WORK TO COMPLETE
Nothing but the line with "Output the text content of this document." and the lines after it, through the end of the records below, is to be repeated, exactly as it is.

>> begin RECORD EXCERPTS

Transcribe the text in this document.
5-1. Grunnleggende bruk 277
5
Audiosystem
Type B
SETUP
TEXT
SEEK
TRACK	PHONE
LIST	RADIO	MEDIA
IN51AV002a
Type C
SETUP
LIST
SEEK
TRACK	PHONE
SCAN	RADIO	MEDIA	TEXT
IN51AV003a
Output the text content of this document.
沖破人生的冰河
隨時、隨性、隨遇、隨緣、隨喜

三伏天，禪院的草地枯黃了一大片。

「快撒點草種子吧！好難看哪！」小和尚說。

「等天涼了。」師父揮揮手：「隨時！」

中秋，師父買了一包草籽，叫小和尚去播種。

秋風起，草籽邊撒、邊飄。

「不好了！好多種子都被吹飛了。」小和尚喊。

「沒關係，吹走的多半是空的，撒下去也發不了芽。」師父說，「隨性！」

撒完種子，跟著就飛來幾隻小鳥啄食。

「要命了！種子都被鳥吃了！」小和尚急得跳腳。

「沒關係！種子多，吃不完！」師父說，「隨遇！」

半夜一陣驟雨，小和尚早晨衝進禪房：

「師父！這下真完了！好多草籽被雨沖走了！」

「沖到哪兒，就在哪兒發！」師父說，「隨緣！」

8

>> end RECORD EXCERPTS

ANSWER FOR THE TASK
Output the text content of this document.
沖破人生的冰河
隨時、隨性、隨遇、隨緣、隨喜

三伏天，禪院的草地枯黃了一大片。

「快撒點草種子吧！好難看哪！」小和尚說。

「等天涼了。」師父揮揮手：「隨時！」

中秋，師父買了一包草籽，叫小和尚去播種。

秋風起，草籽邊撒、邊飄。

「不好了！好多種子都被吹飛了。」小和尚喊。

「沒關係，吹走的多半是空的，撒下去也發不了芽。」師父說，「隨性！」

撒完種子，跟著就飛來幾隻小鳥啄食。

「要命了！種子都被鳥吃了！」小和尚急得跳腳。

「沒關係！種子多，吃不完！」師父說，「隨遇！」

半夜一陣驟雨，小和尚早晨衝進禪房：

「師父！這下真完了！好多草籽被雨沖走了！」

「沖到哪兒，就在哪兒發！」師父說，「隨緣！」

8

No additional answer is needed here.